Saved data entries:
***
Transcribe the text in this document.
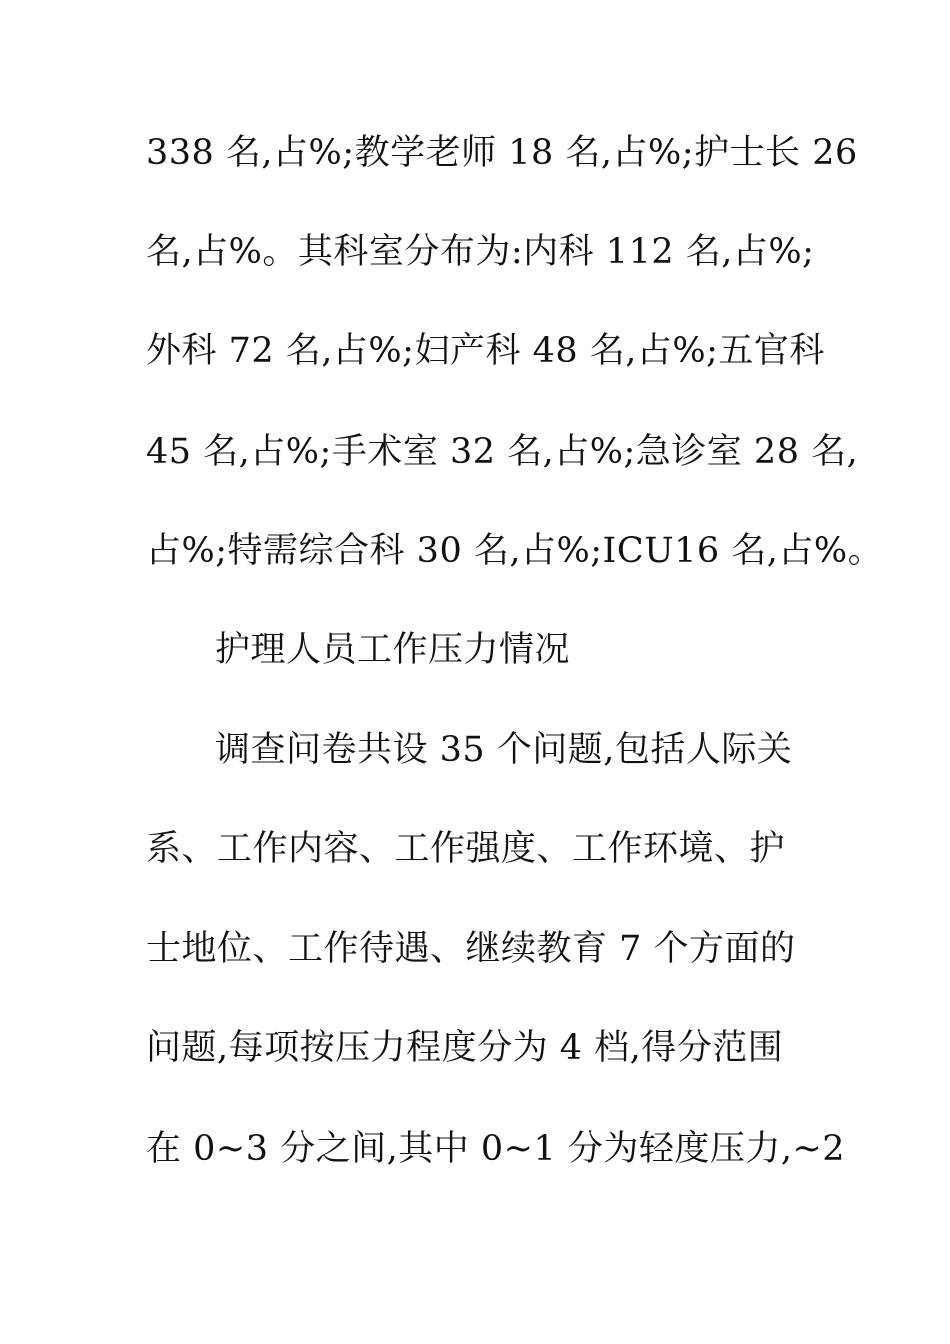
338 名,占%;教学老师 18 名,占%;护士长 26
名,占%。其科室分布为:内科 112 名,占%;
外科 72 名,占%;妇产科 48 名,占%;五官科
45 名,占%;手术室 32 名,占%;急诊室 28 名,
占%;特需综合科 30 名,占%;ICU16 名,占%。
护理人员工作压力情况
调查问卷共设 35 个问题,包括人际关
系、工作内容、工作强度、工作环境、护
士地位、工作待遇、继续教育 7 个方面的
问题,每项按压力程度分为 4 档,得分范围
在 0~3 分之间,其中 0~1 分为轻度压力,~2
***
Repeat the material above in full and unchanged, minus its images.

Transcribe the text in this document.
338 名,占%;教学老师 18 名,占%;护士长 26
名,占%。其科室分布为:内科 112 名,占%;
外科 72 名,占%;妇产科 48 名,占%;五官科
45 名,占%;手术室 32 名,占%;急诊室 28 名,
占%;特需综合科 30 名,占%;ICU16 名,占%。
护理人员工作压力情况
调查问卷共设 35 个问题,包括人际关
系、工作内容、工作强度、工作环境、护
士地位、工作待遇、继续教育 7 个方面的
问题,每项按压力程度分为 4 档,得分范围
在 0~3 分之间,其中 0~1 分为轻度压力,~2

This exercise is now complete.